**JOB**
In the listing that follows, count the lines holding the word "text" and report only that number.

- - -

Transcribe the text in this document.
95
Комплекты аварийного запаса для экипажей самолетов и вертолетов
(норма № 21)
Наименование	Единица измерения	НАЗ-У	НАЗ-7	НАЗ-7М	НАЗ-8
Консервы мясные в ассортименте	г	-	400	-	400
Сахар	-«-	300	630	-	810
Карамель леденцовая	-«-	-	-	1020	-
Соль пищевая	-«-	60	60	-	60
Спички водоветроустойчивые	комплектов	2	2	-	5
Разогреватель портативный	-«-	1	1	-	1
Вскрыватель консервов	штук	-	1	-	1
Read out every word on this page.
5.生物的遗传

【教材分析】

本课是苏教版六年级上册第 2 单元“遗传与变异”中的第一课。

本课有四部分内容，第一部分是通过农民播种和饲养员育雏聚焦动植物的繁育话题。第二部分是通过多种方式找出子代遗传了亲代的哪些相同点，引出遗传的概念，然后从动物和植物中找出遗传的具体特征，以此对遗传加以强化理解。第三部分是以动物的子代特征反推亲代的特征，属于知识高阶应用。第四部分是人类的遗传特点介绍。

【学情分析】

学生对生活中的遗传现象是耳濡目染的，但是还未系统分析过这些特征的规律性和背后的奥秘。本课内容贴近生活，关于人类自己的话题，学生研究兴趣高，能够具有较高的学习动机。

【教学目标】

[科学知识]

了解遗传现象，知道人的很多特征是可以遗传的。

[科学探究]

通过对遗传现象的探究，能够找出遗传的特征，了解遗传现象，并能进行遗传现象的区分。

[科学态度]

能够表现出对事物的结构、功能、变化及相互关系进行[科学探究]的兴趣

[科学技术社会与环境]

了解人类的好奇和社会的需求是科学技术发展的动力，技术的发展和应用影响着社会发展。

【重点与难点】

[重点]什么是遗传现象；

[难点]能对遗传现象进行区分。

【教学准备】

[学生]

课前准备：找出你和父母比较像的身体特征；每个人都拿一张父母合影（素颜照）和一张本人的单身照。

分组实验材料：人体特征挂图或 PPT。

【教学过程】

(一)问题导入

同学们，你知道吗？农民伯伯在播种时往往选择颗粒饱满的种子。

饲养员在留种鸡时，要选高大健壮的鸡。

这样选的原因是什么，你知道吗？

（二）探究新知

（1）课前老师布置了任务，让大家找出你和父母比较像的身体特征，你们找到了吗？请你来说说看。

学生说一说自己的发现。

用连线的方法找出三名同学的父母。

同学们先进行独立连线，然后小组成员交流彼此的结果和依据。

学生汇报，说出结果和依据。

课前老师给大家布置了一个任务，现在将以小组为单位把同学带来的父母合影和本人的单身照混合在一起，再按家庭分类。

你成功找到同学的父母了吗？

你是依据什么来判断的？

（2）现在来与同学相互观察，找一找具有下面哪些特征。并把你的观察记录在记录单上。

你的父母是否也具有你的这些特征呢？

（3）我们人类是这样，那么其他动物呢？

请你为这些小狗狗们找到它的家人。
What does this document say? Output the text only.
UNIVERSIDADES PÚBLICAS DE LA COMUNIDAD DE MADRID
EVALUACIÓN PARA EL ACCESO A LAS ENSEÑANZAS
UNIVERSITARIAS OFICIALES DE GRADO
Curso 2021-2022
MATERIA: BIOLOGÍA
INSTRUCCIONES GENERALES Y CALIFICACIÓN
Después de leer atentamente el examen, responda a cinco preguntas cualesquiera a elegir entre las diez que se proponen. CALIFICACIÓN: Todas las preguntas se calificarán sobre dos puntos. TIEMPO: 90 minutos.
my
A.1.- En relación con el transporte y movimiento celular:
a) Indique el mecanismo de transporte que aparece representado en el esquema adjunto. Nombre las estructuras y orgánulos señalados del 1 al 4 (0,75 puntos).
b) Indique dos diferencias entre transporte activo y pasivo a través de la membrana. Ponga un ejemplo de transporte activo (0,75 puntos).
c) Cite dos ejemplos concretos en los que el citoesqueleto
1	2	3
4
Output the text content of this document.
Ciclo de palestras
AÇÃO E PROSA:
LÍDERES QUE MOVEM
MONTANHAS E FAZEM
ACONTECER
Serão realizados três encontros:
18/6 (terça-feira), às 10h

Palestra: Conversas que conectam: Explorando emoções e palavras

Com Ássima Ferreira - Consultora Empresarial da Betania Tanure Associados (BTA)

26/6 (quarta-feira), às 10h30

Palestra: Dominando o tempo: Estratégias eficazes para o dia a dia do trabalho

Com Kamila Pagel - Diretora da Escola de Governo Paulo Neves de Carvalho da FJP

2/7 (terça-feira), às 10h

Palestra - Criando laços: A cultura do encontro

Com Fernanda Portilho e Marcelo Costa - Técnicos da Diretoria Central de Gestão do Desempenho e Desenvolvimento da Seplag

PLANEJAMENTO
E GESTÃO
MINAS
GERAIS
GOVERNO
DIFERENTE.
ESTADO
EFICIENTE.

- - -

**WRITTEN RESPONSE**
3